Task goal
Pull every line that holds the word "Soil" from the entries.

Entries from a visual dataset:

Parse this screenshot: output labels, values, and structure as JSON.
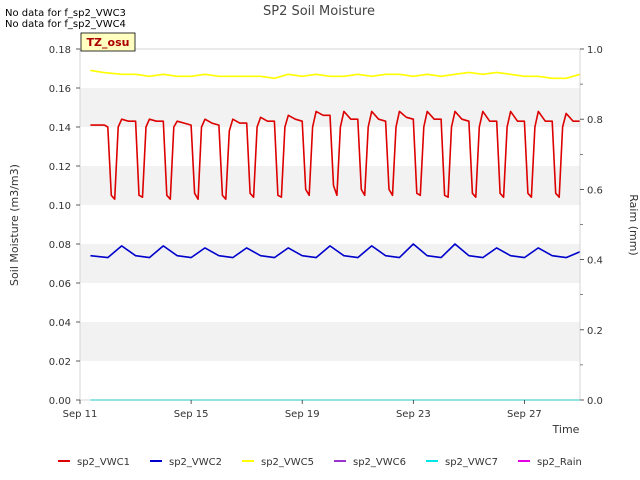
{
  "chart_data": {
    "type": "line",
    "title": "SP2 Soil Moisture",
    "xlabel": "Time",
    "ylabel": "Soil Moisture (m3/m3)",
    "y2label": "Raim (mm)",
    "notes": [
      "No data for f_sp2_VWC3",
      "No data for f_sp2_VWC4"
    ],
    "site_badge": "TZ_osu",
    "x_range": [
      "2023-09-11",
      "2023-09-29"
    ],
    "x_ticks": [
      "Sep 11",
      "Sep 15",
      "Sep 19",
      "Sep 23",
      "Sep 27"
    ],
    "ylim": [
      0.0,
      0.18
    ],
    "y_ticks": [
      "0.00",
      "0.02",
      "0.04",
      "0.06",
      "0.08",
      "0.10",
      "0.12",
      "0.14",
      "0.16",
      "0.18"
    ],
    "y2lim": [
      0.0,
      1.0
    ],
    "y2_ticks": [
      "0.0",
      "0.2",
      "0.4",
      "0.6",
      "0.8",
      "1.0"
    ],
    "grid": "horizontal bands",
    "legend": "bottom",
    "series": [
      {
        "name": "sp2_VWC1",
        "color": "#dd0000",
        "axis": "left",
        "x": [
          "2023-09-11 09:00",
          "2023-09-11 18:00",
          "2023-09-11 21:00",
          "2023-09-12 00:00",
          "2023-09-12 03:00",
          "2023-09-12 06:00",
          "2023-09-12 09:00",
          "2023-09-12 12:00",
          "2023-09-12 18:00",
          "2023-09-13 00:00",
          "2023-09-13 03:00",
          "2023-09-13 06:00",
          "2023-09-13 09:00",
          "2023-09-13 12:00",
          "2023-09-13 18:00",
          "2023-09-14 00:00",
          "2023-09-14 03:00",
          "2023-09-14 06:00",
          "2023-09-14 09:00",
          "2023-09-14 12:00",
          "2023-09-14 18:00",
          "2023-09-15 00:00",
          "2023-09-15 03:00",
          "2023-09-15 06:00",
          "2023-09-15 09:00",
          "2023-09-15 12:00",
          "2023-09-15 18:00",
          "2023-09-16 00:00",
          "2023-09-16 03:00",
          "2023-09-16 06:00",
          "2023-09-16 09:00",
          "2023-09-16 12:00",
          "2023-09-16 18:00",
          "2023-09-17 00:00",
          "2023-09-17 03:00",
          "2023-09-17 06:00",
          "2023-09-17 09:00",
          "2023-09-17 12:00",
          "2023-09-17 18:00",
          "2023-09-18 00:00",
          "2023-09-18 03:00",
          "2023-09-18 06:00",
          "2023-09-18 09:00",
          "2023-09-18 12:00",
          "2023-09-18 18:00",
          "2023-09-19 00:00",
          "2023-09-19 03:00",
          "2023-09-19 06:00",
          "2023-09-19 09:00",
          "2023-09-19 12:00",
          "2023-09-19 18:00",
          "2023-09-20 00:00",
          "2023-09-20 03:00",
          "2023-09-20 06:00",
          "2023-09-20 09:00",
          "2023-09-20 12:00",
          "2023-09-20 18:00",
          "2023-09-21 00:00",
          "2023-09-21 03:00",
          "2023-09-21 06:00",
          "2023-09-21 09:00",
          "2023-09-21 12:00",
          "2023-09-21 18:00",
          "2023-09-22 00:00",
          "2023-09-22 03:00",
          "2023-09-22 06:00",
          "2023-09-22 09:00",
          "2023-09-22 12:00",
          "2023-09-22 18:00",
          "2023-09-23 00:00",
          "2023-09-23 03:00",
          "2023-09-23 06:00",
          "2023-09-23 09:00",
          "2023-09-23 12:00",
          "2023-09-23 18:00",
          "2023-09-24 00:00",
          "2023-09-24 03:00",
          "2023-09-24 06:00",
          "2023-09-24 09:00",
          "2023-09-24 12:00",
          "2023-09-24 18:00",
          "2023-09-25 00:00",
          "2023-09-25 03:00",
          "2023-09-25 06:00",
          "2023-09-25 09:00",
          "2023-09-25 12:00",
          "2023-09-25 18:00",
          "2023-09-26 00:00",
          "2023-09-26 03:00",
          "2023-09-26 06:00",
          "2023-09-26 09:00",
          "2023-09-26 12:00",
          "2023-09-26 18:00",
          "2023-09-27 00:00",
          "2023-09-27 03:00",
          "2023-09-27 06:00",
          "2023-09-27 09:00",
          "2023-09-27 12:00",
          "2023-09-27 18:00",
          "2023-09-28 00:00",
          "2023-09-28 03:00",
          "2023-09-28 06:00",
          "2023-09-28 09:00",
          "2023-09-28 12:00",
          "2023-09-28 18:00",
          "2023-09-29 00:00"
        ],
        "values": [
          0.141,
          0.141,
          0.141,
          0.14,
          0.105,
          0.103,
          0.14,
          0.144,
          0.143,
          0.143,
          0.105,
          0.104,
          0.14,
          0.144,
          0.143,
          0.143,
          0.105,
          0.103,
          0.14,
          0.143,
          0.142,
          0.141,
          0.106,
          0.103,
          0.14,
          0.144,
          0.142,
          0.141,
          0.105,
          0.103,
          0.138,
          0.144,
          0.142,
          0.142,
          0.106,
          0.104,
          0.14,
          0.145,
          0.143,
          0.143,
          0.105,
          0.104,
          0.14,
          0.146,
          0.144,
          0.143,
          0.108,
          0.105,
          0.14,
          0.148,
          0.146,
          0.146,
          0.11,
          0.105,
          0.14,
          0.148,
          0.144,
          0.144,
          0.108,
          0.105,
          0.14,
          0.148,
          0.144,
          0.143,
          0.108,
          0.105,
          0.14,
          0.148,
          0.145,
          0.144,
          0.106,
          0.105,
          0.14,
          0.148,
          0.144,
          0.144,
          0.105,
          0.104,
          0.14,
          0.148,
          0.144,
          0.143,
          0.106,
          0.104,
          0.14,
          0.148,
          0.143,
          0.143,
          0.106,
          0.104,
          0.14,
          0.148,
          0.143,
          0.143,
          0.106,
          0.104,
          0.14,
          0.148,
          0.143,
          0.143,
          0.106,
          0.104,
          0.14,
          0.147,
          0.143,
          0.143
        ]
      },
      {
        "name": "sp2_VWC2",
        "color": "#0000cc",
        "axis": "left",
        "x": [
          "2023-09-11 09:00",
          "2023-09-12 00:00",
          "2023-09-12 12:00",
          "2023-09-13 00:00",
          "2023-09-13 12:00",
          "2023-09-14 00:00",
          "2023-09-14 12:00",
          "2023-09-15 00:00",
          "2023-09-15 12:00",
          "2023-09-16 00:00",
          "2023-09-16 12:00",
          "2023-09-17 00:00",
          "2023-09-17 12:00",
          "2023-09-18 00:00",
          "2023-09-18 12:00",
          "2023-09-19 00:00",
          "2023-09-19 12:00",
          "2023-09-20 00:00",
          "2023-09-20 12:00",
          "2023-09-21 00:00",
          "2023-09-21 12:00",
          "2023-09-22 00:00",
          "2023-09-22 12:00",
          "2023-09-23 00:00",
          "2023-09-23 12:00",
          "2023-09-24 00:00",
          "2023-09-24 12:00",
          "2023-09-25 00:00",
          "2023-09-25 12:00",
          "2023-09-26 00:00",
          "2023-09-26 12:00",
          "2023-09-27 00:00",
          "2023-09-27 12:00",
          "2023-09-28 00:00",
          "2023-09-28 12:00",
          "2023-09-29 00:00"
        ],
        "values": [
          0.074,
          0.073,
          0.079,
          0.074,
          0.073,
          0.079,
          0.074,
          0.073,
          0.078,
          0.074,
          0.073,
          0.078,
          0.074,
          0.073,
          0.078,
          0.074,
          0.073,
          0.079,
          0.074,
          0.073,
          0.079,
          0.074,
          0.073,
          0.08,
          0.074,
          0.073,
          0.08,
          0.074,
          0.073,
          0.078,
          0.074,
          0.073,
          0.078,
          0.074,
          0.073,
          0.076
        ]
      },
      {
        "name": "sp2_VWC5",
        "color": "#ffff00",
        "axis": "left",
        "x": [
          "2023-09-11 09:00",
          "2023-09-11 20:00",
          "2023-09-12 12:00",
          "2023-09-13 00:00",
          "2023-09-13 12:00",
          "2023-09-14 00:00",
          "2023-09-14 12:00",
          "2023-09-15 00:00",
          "2023-09-15 12:00",
          "2023-09-16 00:00",
          "2023-09-16 12:00",
          "2023-09-17 00:00",
          "2023-09-17 12:00",
          "2023-09-18 00:00",
          "2023-09-18 12:00",
          "2023-09-19 00:00",
          "2023-09-19 12:00",
          "2023-09-20 00:00",
          "2023-09-20 12:00",
          "2023-09-21 00:00",
          "2023-09-21 12:00",
          "2023-09-22 00:00",
          "2023-09-22 12:00",
          "2023-09-23 00:00",
          "2023-09-23 12:00",
          "2023-09-24 00:00",
          "2023-09-24 12:00",
          "2023-09-25 00:00",
          "2023-09-25 12:00",
          "2023-09-26 00:00",
          "2023-09-26 12:00",
          "2023-09-27 00:00",
          "2023-09-27 12:00",
          "2023-09-28 00:00",
          "2023-09-28 12:00",
          "2023-09-29 00:00"
        ],
        "values": [
          0.169,
          0.168,
          0.167,
          0.167,
          0.166,
          0.167,
          0.166,
          0.166,
          0.167,
          0.166,
          0.166,
          0.166,
          0.166,
          0.165,
          0.167,
          0.166,
          0.167,
          0.166,
          0.166,
          0.167,
          0.166,
          0.167,
          0.167,
          0.166,
          0.167,
          0.166,
          0.167,
          0.168,
          0.167,
          0.168,
          0.167,
          0.166,
          0.166,
          0.165,
          0.165,
          0.167
        ]
      },
      {
        "name": "sp2_VWC6",
        "color": "#9933cc",
        "axis": "left",
        "x": [],
        "values": []
      },
      {
        "name": "sp2_VWC7",
        "color": "#00e5e5",
        "axis": "left",
        "x": [
          "2023-09-11 09:00",
          "2023-09-29 00:00"
        ],
        "values": [
          0.0,
          0.0
        ]
      },
      {
        "name": "sp2_Rain",
        "color": "#e500e5",
        "axis": "right",
        "x": [],
        "values": []
      }
    ]
  }
}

Problem solution
    "title": "SP2 Soil Moisture",
    "ylabel": "Soil Moisture (m3/m3)",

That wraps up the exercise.